▶ Requirements
Can you rewrite all of the records below, replacing "interactable" with "clickable" and keeping everything else the same? Leave the pictures out of your answer.

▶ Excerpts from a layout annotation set
++++++++
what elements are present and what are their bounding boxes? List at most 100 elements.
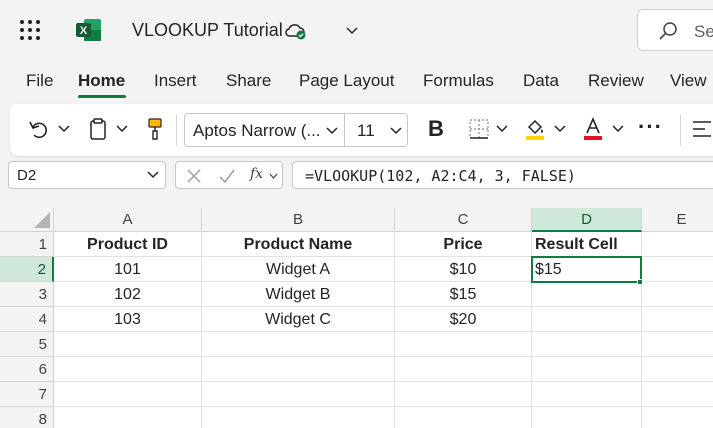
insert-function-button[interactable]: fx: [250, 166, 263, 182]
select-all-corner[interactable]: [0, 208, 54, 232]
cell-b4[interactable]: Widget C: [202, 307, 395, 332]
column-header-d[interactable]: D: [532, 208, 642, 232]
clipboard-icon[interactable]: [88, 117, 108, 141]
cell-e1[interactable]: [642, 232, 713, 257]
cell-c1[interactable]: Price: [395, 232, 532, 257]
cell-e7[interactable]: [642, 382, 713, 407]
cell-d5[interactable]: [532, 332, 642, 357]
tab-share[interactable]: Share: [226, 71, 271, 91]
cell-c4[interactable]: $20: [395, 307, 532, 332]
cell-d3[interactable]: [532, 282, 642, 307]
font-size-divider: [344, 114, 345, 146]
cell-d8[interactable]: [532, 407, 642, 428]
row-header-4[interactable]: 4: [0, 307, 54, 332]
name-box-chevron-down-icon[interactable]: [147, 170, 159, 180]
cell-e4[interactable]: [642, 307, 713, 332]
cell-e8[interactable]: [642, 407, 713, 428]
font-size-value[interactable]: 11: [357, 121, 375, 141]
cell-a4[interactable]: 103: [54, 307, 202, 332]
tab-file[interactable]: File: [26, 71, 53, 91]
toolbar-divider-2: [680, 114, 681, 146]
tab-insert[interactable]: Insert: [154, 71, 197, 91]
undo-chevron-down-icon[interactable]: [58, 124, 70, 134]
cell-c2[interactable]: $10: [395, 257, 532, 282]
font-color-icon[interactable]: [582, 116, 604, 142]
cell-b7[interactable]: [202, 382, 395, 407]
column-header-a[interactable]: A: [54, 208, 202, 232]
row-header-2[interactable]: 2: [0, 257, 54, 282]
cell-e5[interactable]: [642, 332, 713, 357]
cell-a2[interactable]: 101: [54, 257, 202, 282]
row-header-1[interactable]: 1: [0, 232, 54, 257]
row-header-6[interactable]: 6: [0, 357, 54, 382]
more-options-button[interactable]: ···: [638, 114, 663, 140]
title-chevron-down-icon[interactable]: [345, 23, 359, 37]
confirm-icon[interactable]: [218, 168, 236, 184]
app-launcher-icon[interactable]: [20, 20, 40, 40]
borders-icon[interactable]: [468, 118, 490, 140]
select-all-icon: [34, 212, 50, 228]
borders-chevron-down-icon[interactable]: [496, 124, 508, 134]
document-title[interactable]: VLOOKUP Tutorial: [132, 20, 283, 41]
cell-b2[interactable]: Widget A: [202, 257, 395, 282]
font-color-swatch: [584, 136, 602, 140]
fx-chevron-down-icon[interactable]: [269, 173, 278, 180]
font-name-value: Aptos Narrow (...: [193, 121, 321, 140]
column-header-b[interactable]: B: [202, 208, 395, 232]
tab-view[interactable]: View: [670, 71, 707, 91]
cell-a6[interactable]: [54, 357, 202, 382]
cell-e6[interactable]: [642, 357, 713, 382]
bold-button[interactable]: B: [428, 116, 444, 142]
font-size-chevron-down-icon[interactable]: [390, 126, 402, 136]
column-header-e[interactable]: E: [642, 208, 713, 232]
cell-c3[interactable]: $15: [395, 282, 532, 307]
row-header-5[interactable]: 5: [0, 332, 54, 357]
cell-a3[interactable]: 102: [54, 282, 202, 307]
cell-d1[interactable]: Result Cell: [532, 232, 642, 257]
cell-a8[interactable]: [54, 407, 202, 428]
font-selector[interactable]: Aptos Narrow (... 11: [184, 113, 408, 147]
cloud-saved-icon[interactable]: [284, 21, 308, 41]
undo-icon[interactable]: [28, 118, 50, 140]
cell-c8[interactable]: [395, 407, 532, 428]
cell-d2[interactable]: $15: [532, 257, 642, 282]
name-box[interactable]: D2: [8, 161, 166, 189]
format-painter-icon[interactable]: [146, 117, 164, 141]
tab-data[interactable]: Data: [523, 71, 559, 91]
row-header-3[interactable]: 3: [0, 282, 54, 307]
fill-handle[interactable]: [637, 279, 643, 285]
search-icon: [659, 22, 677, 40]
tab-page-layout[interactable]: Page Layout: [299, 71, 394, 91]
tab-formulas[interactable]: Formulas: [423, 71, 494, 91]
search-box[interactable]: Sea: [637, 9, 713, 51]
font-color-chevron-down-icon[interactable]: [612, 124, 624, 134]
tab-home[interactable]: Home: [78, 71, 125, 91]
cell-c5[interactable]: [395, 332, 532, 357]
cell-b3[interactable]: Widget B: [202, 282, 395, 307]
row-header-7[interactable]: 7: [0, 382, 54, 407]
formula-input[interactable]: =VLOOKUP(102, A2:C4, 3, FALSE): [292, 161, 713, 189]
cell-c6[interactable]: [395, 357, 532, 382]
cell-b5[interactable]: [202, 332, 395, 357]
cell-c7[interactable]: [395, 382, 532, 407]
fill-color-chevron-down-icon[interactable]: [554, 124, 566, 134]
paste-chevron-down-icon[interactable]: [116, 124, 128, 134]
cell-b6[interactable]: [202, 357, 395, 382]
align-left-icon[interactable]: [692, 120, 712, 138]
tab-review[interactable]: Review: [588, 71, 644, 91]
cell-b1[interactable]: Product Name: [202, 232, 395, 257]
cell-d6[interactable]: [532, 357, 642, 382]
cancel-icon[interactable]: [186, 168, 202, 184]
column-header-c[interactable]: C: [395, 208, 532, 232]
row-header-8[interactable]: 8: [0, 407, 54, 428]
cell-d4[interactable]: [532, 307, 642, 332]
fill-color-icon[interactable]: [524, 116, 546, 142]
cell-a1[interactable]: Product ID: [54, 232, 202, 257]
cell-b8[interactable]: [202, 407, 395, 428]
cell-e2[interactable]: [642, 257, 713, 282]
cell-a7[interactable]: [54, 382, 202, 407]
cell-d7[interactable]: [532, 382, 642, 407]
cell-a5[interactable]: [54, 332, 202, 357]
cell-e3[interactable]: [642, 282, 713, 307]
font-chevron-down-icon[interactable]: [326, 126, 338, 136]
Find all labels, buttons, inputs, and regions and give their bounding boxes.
++++++++
▶ Exercise response
what elements are present and what are their bounding boxes? List at most 100 elements.
insert-function-button[clickable]: fx: [250, 166, 263, 182]
select-all-corner[clickable]: [0, 208, 54, 232]
cell-b4[clickable]: Widget C: [202, 307, 395, 332]
column-header-d[clickable]: D: [532, 208, 642, 232]
clipboard-icon[clickable]: [88, 117, 108, 141]
cell-e1[clickable]: [642, 232, 713, 257]
cell-c1[clickable]: Price: [395, 232, 532, 257]
cell-e7[clickable]: [642, 382, 713, 407]
cell-d5[clickable]: [532, 332, 642, 357]
tab-share[clickable]: Share: [226, 71, 271, 91]
cell-c4[clickable]: $20: [395, 307, 532, 332]
cell-d3[clickable]: [532, 282, 642, 307]
font-size-divider: [344, 114, 345, 146]
cell-d8[clickable]: [532, 407, 642, 428]
row-header-4[clickable]: 4: [0, 307, 54, 332]
name-box-chevron-down-icon[clickable]: [147, 170, 159, 180]
cell-e4[clickable]: [642, 307, 713, 332]
cell-e8[clickable]: [642, 407, 713, 428]
font-size-value[clickable]: 11: [357, 121, 375, 141]
cell-a4[clickable]: 103: [54, 307, 202, 332]
tab-file[clickable]: File: [26, 71, 53, 91]
toolbar-divider-2: [680, 114, 681, 146]
tab-insert[clickable]: Insert: [154, 71, 197, 91]
undo-chevron-down-icon[clickable]: [58, 124, 70, 134]
cell-c2[clickable]: $10: [395, 257, 532, 282]
font-color-icon[clickable]: [582, 116, 604, 142]
cell-b7[clickable]: [202, 382, 395, 407]
column-header-a[clickable]: A: [54, 208, 202, 232]
row-header-2[clickable]: 2: [0, 257, 54, 282]
cell-e5[clickable]: [642, 332, 713, 357]
cell-a2[clickable]: 101: [54, 257, 202, 282]
row-header-1[clickable]: 1: [0, 232, 54, 257]
row-header-6[clickable]: 6: [0, 357, 54, 382]
more-options-button[clickable]: ···: [638, 114, 663, 140]
title-chevron-down-icon[clickable]: [345, 23, 359, 37]
confirm-icon[clickable]: [218, 168, 236, 184]
app-launcher-icon[clickable]: [20, 20, 40, 40]
borders-icon[clickable]: [468, 118, 490, 140]
select-all-icon: [34, 212, 50, 228]
borders-chevron-down-icon[clickable]: [496, 124, 508, 134]
document-title[clickable]: VLOOKUP Tutorial: [132, 20, 283, 41]
cell-b2[clickable]: Widget A: [202, 257, 395, 282]
font-color-swatch: [584, 136, 602, 140]
fx-chevron-down-icon[clickable]: [269, 173, 278, 180]
font-name-value: Aptos Narrow (...: [193, 121, 321, 140]
column-header-b[clickable]: B: [202, 208, 395, 232]
tab-view[clickable]: View: [670, 71, 707, 91]
cell-a6[clickable]: [54, 357, 202, 382]
cell-e6[clickable]: [642, 357, 713, 382]
bold-button[clickable]: B: [428, 116, 444, 142]
font-size-chevron-down-icon[clickable]: [390, 126, 402, 136]
column-header-e[clickable]: E: [642, 208, 713, 232]
cell-c3[clickable]: $15: [395, 282, 532, 307]
row-header-5[clickable]: 5: [0, 332, 54, 357]
cell-a3[clickable]: 102: [54, 282, 202, 307]
cell-d1[clickable]: Result Cell: [532, 232, 642, 257]
cell-a8[clickable]: [54, 407, 202, 428]
font-selector[clickable]: Aptos Narrow (... 11: [184, 113, 408, 147]
cloud-saved-icon[clickable]: [284, 21, 308, 41]
undo-icon[clickable]: [28, 118, 50, 140]
cell-c8[clickable]: [395, 407, 532, 428]
cell-d2[clickable]: $15: [532, 257, 642, 282]
name-box[clickable]: D2: [8, 161, 166, 189]
format-painter-icon[clickable]: [146, 117, 164, 141]
tab-data[clickable]: Data: [523, 71, 559, 91]
row-header-3[clickable]: 3: [0, 282, 54, 307]
fill-handle[clickable]: [637, 279, 643, 285]
search-icon: [659, 22, 677, 40]
tab-page-layout[clickable]: Page Layout: [299, 71, 394, 91]
tab-formulas[clickable]: Formulas: [423, 71, 494, 91]
search-box[clickable]: Sea: [637, 9, 713, 51]
font-color-chevron-down-icon[clickable]: [612, 124, 624, 134]
tab-home[clickable]: Home: [78, 71, 125, 91]
cell-c5[clickable]: [395, 332, 532, 357]
cell-b3[clickable]: Widget B: [202, 282, 395, 307]
row-header-7[clickable]: 7: [0, 382, 54, 407]
formula-input[clickable]: =VLOOKUP(102, A2:C4, 3, FALSE): [292, 161, 713, 189]
cell-c6[clickable]: [395, 357, 532, 382]
cell-b5[clickable]: [202, 332, 395, 357]
cell-c7[clickable]: [395, 382, 532, 407]
fill-color-chevron-down-icon[clickable]: [554, 124, 566, 134]
paste-chevron-down-icon[clickable]: [116, 124, 128, 134]
cell-b6[clickable]: [202, 357, 395, 382]
align-left-icon[clickable]: [692, 120, 712, 138]
tab-review[clickable]: Review: [588, 71, 644, 91]
cell-b1[clickable]: Product Name: [202, 232, 395, 257]
cell-d6[clickable]: [532, 357, 642, 382]
cancel-icon[clickable]: [186, 168, 202, 184]
column-header-c[clickable]: C: [395, 208, 532, 232]
row-header-8[clickable]: 8: [0, 407, 54, 428]
cell-d4[clickable]: [532, 307, 642, 332]
fill-color-icon[clickable]: [524, 116, 546, 142]
cell-a1[clickable]: Product ID: [54, 232, 202, 257]
cell-b8[clickable]: [202, 407, 395, 428]
cell-e2[clickable]: [642, 257, 713, 282]
cell-a7[clickable]: [54, 382, 202, 407]
cell-d7[clickable]: [532, 382, 642, 407]
cell-a5[clickable]: [54, 332, 202, 357]
cell-e3[clickable]: [642, 282, 713, 307]
font-chevron-down-icon[clickable]: [326, 126, 338, 136]
Find all labels, buttons, inputs, and regions and give their bounding boxes.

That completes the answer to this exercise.